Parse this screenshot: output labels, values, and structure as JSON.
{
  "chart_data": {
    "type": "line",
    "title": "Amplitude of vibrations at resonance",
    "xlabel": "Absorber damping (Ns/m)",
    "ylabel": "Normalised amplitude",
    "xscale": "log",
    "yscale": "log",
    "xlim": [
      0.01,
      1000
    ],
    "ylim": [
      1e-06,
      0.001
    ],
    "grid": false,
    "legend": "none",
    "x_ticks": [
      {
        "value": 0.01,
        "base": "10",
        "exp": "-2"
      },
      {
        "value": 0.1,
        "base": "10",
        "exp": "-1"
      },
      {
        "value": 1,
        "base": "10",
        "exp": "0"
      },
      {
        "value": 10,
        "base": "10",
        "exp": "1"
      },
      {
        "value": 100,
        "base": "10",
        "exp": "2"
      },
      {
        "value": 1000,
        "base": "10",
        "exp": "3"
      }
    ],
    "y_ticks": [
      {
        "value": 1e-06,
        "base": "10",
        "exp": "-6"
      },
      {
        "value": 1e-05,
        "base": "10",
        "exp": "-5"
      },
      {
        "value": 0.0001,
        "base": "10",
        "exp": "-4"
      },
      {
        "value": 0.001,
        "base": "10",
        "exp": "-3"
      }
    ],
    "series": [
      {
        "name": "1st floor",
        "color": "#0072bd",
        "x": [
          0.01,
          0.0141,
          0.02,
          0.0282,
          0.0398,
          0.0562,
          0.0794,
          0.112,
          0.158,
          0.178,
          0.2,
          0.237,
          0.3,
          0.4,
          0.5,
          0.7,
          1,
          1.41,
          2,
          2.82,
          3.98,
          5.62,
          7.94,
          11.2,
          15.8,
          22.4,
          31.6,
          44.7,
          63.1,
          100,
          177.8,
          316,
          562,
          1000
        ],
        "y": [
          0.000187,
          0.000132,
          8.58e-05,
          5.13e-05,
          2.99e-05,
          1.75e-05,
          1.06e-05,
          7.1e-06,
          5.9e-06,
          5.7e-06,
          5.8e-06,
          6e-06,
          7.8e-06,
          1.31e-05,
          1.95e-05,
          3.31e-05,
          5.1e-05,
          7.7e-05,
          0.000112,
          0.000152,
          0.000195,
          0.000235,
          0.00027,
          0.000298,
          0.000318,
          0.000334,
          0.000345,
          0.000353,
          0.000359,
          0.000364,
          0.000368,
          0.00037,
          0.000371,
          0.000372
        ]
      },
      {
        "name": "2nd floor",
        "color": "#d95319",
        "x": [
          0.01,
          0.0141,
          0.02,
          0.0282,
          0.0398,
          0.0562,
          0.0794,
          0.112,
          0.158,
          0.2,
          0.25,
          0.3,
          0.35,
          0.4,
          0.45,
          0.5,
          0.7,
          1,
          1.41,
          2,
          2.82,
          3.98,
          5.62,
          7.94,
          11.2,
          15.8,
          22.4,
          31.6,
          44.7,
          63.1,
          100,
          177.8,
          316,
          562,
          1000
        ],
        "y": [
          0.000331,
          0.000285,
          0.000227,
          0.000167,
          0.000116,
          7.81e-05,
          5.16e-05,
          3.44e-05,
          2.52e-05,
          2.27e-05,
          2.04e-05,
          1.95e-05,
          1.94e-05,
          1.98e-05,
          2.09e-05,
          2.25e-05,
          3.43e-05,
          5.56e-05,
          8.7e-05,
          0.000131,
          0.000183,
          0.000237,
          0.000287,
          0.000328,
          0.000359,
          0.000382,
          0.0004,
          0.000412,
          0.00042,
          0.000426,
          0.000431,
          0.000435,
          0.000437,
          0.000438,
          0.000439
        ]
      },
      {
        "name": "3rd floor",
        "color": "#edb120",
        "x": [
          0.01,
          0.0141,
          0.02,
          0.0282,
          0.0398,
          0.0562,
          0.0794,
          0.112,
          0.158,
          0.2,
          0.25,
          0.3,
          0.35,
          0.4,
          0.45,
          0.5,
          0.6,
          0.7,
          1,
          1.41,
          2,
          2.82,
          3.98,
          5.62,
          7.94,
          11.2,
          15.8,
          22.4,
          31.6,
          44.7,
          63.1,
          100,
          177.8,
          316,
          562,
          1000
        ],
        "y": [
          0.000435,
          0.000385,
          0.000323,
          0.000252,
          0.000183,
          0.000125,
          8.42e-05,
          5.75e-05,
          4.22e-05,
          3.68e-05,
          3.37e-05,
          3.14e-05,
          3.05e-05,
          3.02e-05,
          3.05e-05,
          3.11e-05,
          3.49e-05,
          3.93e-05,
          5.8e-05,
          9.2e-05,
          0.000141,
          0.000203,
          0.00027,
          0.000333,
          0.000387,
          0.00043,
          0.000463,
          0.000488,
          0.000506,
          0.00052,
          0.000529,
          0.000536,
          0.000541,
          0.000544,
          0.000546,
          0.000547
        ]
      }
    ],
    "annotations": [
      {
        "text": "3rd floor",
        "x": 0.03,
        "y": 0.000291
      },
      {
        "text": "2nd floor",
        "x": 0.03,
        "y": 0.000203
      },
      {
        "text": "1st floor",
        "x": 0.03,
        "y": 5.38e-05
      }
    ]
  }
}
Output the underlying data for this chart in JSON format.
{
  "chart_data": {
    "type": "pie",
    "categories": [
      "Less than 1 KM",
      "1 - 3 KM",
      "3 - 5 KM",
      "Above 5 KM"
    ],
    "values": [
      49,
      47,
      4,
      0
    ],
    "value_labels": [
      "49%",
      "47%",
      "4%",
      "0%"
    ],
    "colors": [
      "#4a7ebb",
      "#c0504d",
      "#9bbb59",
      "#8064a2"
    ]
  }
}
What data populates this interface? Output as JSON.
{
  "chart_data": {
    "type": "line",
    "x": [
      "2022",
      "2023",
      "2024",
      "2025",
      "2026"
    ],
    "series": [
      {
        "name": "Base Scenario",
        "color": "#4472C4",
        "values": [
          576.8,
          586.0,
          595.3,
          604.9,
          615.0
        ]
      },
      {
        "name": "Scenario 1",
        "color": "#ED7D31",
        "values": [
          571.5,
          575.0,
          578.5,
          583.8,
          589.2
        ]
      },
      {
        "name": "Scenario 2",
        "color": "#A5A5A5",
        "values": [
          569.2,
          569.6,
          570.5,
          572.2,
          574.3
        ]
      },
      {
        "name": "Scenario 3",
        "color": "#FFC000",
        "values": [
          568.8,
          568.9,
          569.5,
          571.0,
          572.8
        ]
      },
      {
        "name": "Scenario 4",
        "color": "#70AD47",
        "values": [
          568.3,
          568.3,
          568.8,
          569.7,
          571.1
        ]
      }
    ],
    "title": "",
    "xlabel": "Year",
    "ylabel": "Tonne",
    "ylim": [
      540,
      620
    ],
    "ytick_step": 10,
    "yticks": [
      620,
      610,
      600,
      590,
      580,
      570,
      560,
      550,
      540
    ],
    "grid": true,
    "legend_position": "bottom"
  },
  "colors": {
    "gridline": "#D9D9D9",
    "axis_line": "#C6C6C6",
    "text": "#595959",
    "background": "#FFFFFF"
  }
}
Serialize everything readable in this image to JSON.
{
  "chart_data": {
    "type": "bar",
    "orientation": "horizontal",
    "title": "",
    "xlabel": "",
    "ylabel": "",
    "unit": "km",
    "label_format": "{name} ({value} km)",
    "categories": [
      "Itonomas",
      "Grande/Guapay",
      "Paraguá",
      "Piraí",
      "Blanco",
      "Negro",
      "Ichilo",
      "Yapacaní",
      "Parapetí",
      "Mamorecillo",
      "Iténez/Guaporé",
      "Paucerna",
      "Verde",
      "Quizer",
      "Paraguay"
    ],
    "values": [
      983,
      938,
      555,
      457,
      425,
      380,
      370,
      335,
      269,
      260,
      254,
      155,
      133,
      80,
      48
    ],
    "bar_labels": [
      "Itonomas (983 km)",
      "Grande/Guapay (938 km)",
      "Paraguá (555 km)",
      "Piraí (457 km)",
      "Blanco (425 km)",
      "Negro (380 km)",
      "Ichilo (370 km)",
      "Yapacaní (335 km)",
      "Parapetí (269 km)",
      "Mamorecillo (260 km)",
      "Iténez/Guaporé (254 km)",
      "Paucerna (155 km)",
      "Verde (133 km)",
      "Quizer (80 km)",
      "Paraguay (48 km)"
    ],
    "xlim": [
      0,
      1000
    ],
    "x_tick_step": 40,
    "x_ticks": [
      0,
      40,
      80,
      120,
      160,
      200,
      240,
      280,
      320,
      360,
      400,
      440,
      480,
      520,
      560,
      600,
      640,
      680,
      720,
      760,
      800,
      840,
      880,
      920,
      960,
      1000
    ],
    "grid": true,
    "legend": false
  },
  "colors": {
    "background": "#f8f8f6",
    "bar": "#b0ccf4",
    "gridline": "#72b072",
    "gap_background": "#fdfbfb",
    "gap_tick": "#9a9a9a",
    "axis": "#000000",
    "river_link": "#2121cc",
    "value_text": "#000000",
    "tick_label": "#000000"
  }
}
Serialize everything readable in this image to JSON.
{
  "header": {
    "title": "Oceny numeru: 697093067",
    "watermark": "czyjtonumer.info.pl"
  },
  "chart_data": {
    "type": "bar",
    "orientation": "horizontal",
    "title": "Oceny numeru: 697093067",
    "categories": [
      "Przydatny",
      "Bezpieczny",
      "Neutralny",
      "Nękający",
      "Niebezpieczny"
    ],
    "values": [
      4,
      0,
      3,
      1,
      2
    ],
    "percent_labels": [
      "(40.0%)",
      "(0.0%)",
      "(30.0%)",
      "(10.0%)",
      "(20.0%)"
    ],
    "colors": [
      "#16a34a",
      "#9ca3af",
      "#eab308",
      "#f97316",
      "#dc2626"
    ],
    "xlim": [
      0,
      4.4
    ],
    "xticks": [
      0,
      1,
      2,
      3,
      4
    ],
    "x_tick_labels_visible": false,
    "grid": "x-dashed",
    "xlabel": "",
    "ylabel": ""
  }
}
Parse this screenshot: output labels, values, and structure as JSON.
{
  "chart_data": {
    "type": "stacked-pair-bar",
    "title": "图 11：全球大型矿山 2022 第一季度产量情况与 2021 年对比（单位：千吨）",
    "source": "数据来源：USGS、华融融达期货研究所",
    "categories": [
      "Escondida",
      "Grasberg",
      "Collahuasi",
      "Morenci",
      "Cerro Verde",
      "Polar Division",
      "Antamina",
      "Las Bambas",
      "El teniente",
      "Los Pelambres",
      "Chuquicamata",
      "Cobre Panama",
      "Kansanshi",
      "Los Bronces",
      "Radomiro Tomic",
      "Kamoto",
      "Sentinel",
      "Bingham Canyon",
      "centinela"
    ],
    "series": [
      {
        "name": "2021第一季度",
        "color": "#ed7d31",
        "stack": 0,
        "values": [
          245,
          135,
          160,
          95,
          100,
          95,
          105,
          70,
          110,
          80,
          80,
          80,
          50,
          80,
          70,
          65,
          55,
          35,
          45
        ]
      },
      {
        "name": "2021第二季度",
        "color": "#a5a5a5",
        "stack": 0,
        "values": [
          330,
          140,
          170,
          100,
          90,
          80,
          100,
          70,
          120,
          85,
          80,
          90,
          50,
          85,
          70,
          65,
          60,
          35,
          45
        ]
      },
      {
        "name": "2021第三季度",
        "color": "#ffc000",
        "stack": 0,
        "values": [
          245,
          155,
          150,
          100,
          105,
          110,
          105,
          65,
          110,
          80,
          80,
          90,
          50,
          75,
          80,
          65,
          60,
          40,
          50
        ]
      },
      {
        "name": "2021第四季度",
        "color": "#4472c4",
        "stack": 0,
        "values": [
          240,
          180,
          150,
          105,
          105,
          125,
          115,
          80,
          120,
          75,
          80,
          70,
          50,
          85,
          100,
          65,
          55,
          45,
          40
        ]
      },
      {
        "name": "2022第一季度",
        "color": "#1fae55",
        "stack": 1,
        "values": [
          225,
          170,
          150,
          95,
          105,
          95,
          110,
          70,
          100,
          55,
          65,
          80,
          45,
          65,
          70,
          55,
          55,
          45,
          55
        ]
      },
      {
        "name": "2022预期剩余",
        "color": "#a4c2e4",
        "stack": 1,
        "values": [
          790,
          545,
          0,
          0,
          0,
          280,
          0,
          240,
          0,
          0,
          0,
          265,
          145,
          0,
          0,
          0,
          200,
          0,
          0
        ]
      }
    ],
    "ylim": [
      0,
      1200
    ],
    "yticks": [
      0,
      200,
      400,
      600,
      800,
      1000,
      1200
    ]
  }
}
════════════════════
### DIRECTIVE
Above are the records. Copy every line in them holding "ylabel".

### EXPECTED OUTPUT
    "ylabel": "Normalised amplitude",
    "ylabel": "Tonne",
    "ylabel": "",
    "ylabel": ""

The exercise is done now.